Go through the listing below and list every line with "system".

+++ Given data +++

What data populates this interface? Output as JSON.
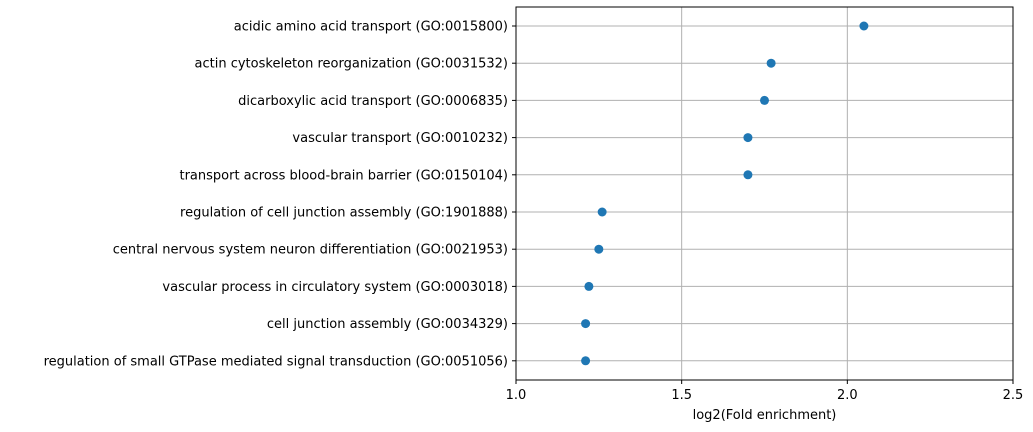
{
  "chart_data": {
    "type": "scatter",
    "xlabel": "log2(Fold enrichment)",
    "ylabel": "",
    "title": "",
    "xlim": [
      1.0,
      2.5
    ],
    "xticks": [
      "1.0",
      "1.5",
      "2.0",
      "2.5"
    ],
    "grid": true,
    "marker_color": "#1f77b4",
    "categories": [
      "acidic amino acid transport (GO:0015800)",
      "actin cytoskeleton reorganization (GO:0031532)",
      "dicarboxylic acid transport (GO:0006835)",
      "vascular transport (GO:0010232)",
      "transport across blood-brain barrier (GO:0150104)",
      "regulation of cell junction assembly (GO:1901888)",
      "central nervous system neuron differentiation (GO:0021953)",
      "vascular process in circulatory system (GO:0003018)",
      "cell junction assembly (GO:0034329)",
      "regulation of small GTPase mediated signal transduction (GO:0051056)"
    ],
    "values": [
      2.05,
      1.77,
      1.75,
      1.7,
      1.7,
      1.26,
      1.25,
      1.22,
      1.21,
      1.21
    ]
  }
}
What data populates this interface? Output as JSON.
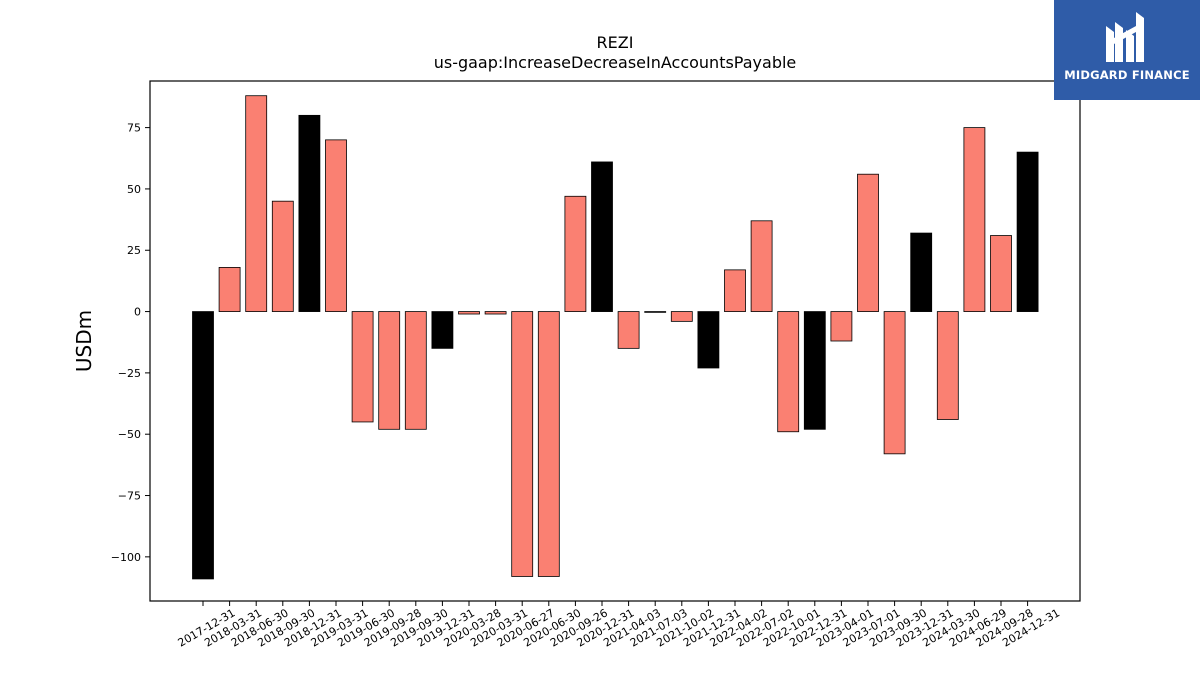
{
  "chart_data": {
    "type": "bar",
    "title": "REZI",
    "subtitle": "us-gaap:IncreaseDecreaseInAccountsPayable",
    "xlabel": "",
    "ylabel": "USDm",
    "ylim": [
      -118,
      94
    ],
    "yticks": [
      -100,
      -75,
      -50,
      -25,
      0,
      25,
      50,
      75
    ],
    "grid": false,
    "categories": [
      "2017-12-31",
      "2018-03-31",
      "2018-06-30",
      "2018-09-30",
      "2018-12-31",
      "2019-03-31",
      "2019-06-30",
      "2019-09-28",
      "2019-09-30",
      "2019-12-31",
      "2020-03-28",
      "2020-03-31",
      "2020-06-27",
      "2020-06-30",
      "2020-09-26",
      "2020-12-31",
      "2021-04-03",
      "2021-07-03",
      "2021-10-02",
      "2021-12-31",
      "2022-04-02",
      "2022-07-02",
      "2022-10-01",
      "2022-12-31",
      "2023-04-01",
      "2023-07-01",
      "2023-09-30",
      "2023-12-31",
      "2024-03-30",
      "2024-06-29",
      "2024-09-28",
      "2024-12-31"
    ],
    "values": [
      -109,
      18,
      88,
      45,
      80,
      70,
      -45,
      -48,
      -48,
      -15,
      -1,
      -1,
      -108,
      -108,
      47,
      61,
      -15,
      0,
      -4,
      -23,
      17,
      37,
      -49,
      -48,
      -12,
      56,
      -58,
      32,
      -44,
      75,
      31,
      65
    ],
    "highlight": [
      true,
      false,
      false,
      false,
      true,
      false,
      false,
      false,
      false,
      true,
      false,
      false,
      false,
      false,
      false,
      true,
      false,
      false,
      false,
      true,
      false,
      false,
      false,
      true,
      false,
      false,
      false,
      true,
      false,
      false,
      false,
      true
    ],
    "colors": {
      "bar": "#fa8072",
      "highlight": "#000000",
      "edge": "#000000"
    }
  },
  "logo": {
    "text": "MIDGARD FINANCE",
    "background": "#2f5ca8",
    "icon": "midgard-logo-icon"
  }
}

+++

Solution to this task
      "central nervous system neuron differentiation (GO:0021953)",
      "vascular process in circulatory system (GO:0003018)",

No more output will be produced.